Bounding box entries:
■ ■ ■
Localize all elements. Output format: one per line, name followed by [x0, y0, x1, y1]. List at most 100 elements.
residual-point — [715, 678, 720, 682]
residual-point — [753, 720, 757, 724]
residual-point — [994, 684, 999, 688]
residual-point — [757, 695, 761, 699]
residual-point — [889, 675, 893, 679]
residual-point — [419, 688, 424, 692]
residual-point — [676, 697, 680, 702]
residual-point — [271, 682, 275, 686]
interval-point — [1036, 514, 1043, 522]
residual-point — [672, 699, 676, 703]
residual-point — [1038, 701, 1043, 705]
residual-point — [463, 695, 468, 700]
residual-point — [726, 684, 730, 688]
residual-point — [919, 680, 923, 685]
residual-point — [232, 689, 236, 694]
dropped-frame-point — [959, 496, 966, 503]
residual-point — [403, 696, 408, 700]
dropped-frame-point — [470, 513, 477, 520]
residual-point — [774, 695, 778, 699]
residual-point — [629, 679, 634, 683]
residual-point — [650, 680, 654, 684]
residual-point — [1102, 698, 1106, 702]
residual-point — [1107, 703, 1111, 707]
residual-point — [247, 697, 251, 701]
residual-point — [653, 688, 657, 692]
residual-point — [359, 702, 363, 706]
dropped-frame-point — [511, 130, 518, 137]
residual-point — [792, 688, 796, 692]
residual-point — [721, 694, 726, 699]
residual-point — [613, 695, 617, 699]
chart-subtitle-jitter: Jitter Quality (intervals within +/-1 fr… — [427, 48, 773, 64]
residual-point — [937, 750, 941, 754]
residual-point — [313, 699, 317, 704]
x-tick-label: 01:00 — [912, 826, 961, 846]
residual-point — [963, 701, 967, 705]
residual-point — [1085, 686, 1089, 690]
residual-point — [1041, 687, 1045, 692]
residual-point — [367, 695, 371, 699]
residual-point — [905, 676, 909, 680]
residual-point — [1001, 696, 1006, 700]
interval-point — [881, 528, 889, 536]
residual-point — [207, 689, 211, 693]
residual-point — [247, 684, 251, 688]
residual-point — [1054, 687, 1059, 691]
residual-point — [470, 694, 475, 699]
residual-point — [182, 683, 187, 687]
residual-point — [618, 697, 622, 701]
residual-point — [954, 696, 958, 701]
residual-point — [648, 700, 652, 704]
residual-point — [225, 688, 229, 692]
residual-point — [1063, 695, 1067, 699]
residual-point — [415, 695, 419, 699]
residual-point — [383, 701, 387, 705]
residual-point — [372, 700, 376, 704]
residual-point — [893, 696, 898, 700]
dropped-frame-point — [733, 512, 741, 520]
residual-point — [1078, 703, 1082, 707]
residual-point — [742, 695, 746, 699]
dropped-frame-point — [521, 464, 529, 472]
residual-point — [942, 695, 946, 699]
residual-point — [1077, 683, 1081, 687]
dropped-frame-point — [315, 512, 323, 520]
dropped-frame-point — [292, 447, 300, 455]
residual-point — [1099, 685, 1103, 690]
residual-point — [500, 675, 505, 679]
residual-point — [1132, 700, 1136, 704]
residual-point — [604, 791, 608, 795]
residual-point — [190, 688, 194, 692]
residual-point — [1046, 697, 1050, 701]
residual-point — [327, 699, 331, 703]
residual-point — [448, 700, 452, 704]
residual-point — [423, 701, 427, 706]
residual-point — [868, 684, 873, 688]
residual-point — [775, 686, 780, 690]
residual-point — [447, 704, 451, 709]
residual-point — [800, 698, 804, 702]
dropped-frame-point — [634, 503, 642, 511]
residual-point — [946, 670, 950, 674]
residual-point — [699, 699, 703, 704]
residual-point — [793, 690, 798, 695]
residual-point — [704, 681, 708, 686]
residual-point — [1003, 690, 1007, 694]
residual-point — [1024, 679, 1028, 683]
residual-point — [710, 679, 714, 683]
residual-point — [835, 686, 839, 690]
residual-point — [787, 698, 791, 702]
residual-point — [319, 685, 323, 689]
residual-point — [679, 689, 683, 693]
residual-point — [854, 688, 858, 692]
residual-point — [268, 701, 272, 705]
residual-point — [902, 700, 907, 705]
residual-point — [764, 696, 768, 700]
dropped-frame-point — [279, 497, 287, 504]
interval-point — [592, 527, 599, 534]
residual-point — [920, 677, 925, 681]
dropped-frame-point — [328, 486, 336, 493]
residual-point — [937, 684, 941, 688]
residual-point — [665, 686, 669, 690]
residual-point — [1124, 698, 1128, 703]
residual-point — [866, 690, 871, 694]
■ ■ ■
- **EXERCISE INSTRUCTIONS**: Reproduce all of the data above in full, keeping every line identical.

- **SOLUTION TO THE EXERCISE**:
Localize all elements. Output format: one per line, name followed by [x0, y0, x1, y1]. List at most 100 elements.
residual-point — [715, 678, 720, 682]
residual-point — [753, 720, 757, 724]
residual-point — [994, 684, 999, 688]
residual-point — [757, 695, 761, 699]
residual-point — [889, 675, 893, 679]
residual-point — [419, 688, 424, 692]
residual-point — [676, 697, 680, 702]
residual-point — [271, 682, 275, 686]
interval-point — [1036, 514, 1043, 522]
residual-point — [672, 699, 676, 703]
residual-point — [1038, 701, 1043, 705]
residual-point — [463, 695, 468, 700]
residual-point — [726, 684, 730, 688]
residual-point — [919, 680, 923, 685]
residual-point — [232, 689, 236, 694]
dropped-frame-point — [959, 496, 966, 503]
residual-point — [403, 696, 408, 700]
dropped-frame-point — [470, 513, 477, 520]
residual-point — [774, 695, 778, 699]
residual-point — [629, 679, 634, 683]
residual-point — [650, 680, 654, 684]
residual-point — [1102, 698, 1106, 702]
residual-point — [1107, 703, 1111, 707]
residual-point — [247, 697, 251, 701]
residual-point — [653, 688, 657, 692]
residual-point — [359, 702, 363, 706]
dropped-frame-point — [511, 130, 518, 137]
residual-point — [792, 688, 796, 692]
residual-point — [721, 694, 726, 699]
residual-point — [613, 695, 617, 699]
chart-subtitle-jitter: Jitter Quality (intervals within +/-1 fr… — [427, 48, 773, 64]
residual-point — [937, 750, 941, 754]
residual-point — [313, 699, 317, 704]
x-tick-label: 01:00 — [912, 826, 961, 846]
residual-point — [963, 701, 967, 705]
residual-point — [1085, 686, 1089, 690]
residual-point — [1041, 687, 1045, 692]
residual-point — [367, 695, 371, 699]
residual-point — [905, 676, 909, 680]
residual-point — [1001, 696, 1006, 700]
interval-point — [881, 528, 889, 536]
residual-point — [207, 689, 211, 693]
residual-point — [247, 684, 251, 688]
residual-point — [1054, 687, 1059, 691]
residual-point — [470, 694, 475, 699]
residual-point — [182, 683, 187, 687]
residual-point — [618, 697, 622, 701]
residual-point — [954, 696, 958, 701]
residual-point — [648, 700, 652, 704]
residual-point — [225, 688, 229, 692]
residual-point — [1063, 695, 1067, 699]
residual-point — [415, 695, 419, 699]
residual-point — [383, 701, 387, 705]
residual-point — [372, 700, 376, 704]
residual-point — [893, 696, 898, 700]
dropped-frame-point — [733, 512, 741, 520]
residual-point — [1078, 703, 1082, 707]
residual-point — [742, 695, 746, 699]
dropped-frame-point — [521, 464, 529, 472]
residual-point — [942, 695, 946, 699]
residual-point — [1077, 683, 1081, 687]
dropped-frame-point — [315, 512, 323, 520]
dropped-frame-point — [292, 447, 300, 455]
residual-point — [1099, 685, 1103, 690]
residual-point — [500, 675, 505, 679]
residual-point — [1132, 700, 1136, 704]
residual-point — [604, 791, 608, 795]
residual-point — [190, 688, 194, 692]
residual-point — [1046, 697, 1050, 701]
residual-point — [327, 699, 331, 703]
residual-point — [448, 700, 452, 704]
residual-point — [423, 701, 427, 706]
residual-point — [868, 684, 873, 688]
residual-point — [775, 686, 780, 690]
residual-point — [447, 704, 451, 709]
residual-point — [800, 698, 804, 702]
dropped-frame-point — [634, 503, 642, 511]
residual-point — [946, 670, 950, 674]
residual-point — [699, 699, 703, 704]
residual-point — [793, 690, 798, 695]
residual-point — [704, 681, 708, 686]
residual-point — [1003, 690, 1007, 694]
residual-point — [1024, 679, 1028, 683]
residual-point — [710, 679, 714, 683]
residual-point — [835, 686, 839, 690]
residual-point — [787, 698, 791, 702]
residual-point — [319, 685, 323, 689]
residual-point — [679, 689, 683, 693]
residual-point — [854, 688, 858, 692]
residual-point — [268, 701, 272, 705]
residual-point — [902, 700, 907, 705]
residual-point — [764, 696, 768, 700]
dropped-frame-point — [279, 497, 287, 504]
interval-point — [592, 527, 599, 534]
residual-point — [920, 677, 925, 681]
dropped-frame-point — [328, 486, 336, 493]
residual-point — [937, 684, 941, 688]
residual-point — [665, 686, 669, 690]
residual-point — [1124, 698, 1128, 703]
residual-point — [866, 690, 871, 694]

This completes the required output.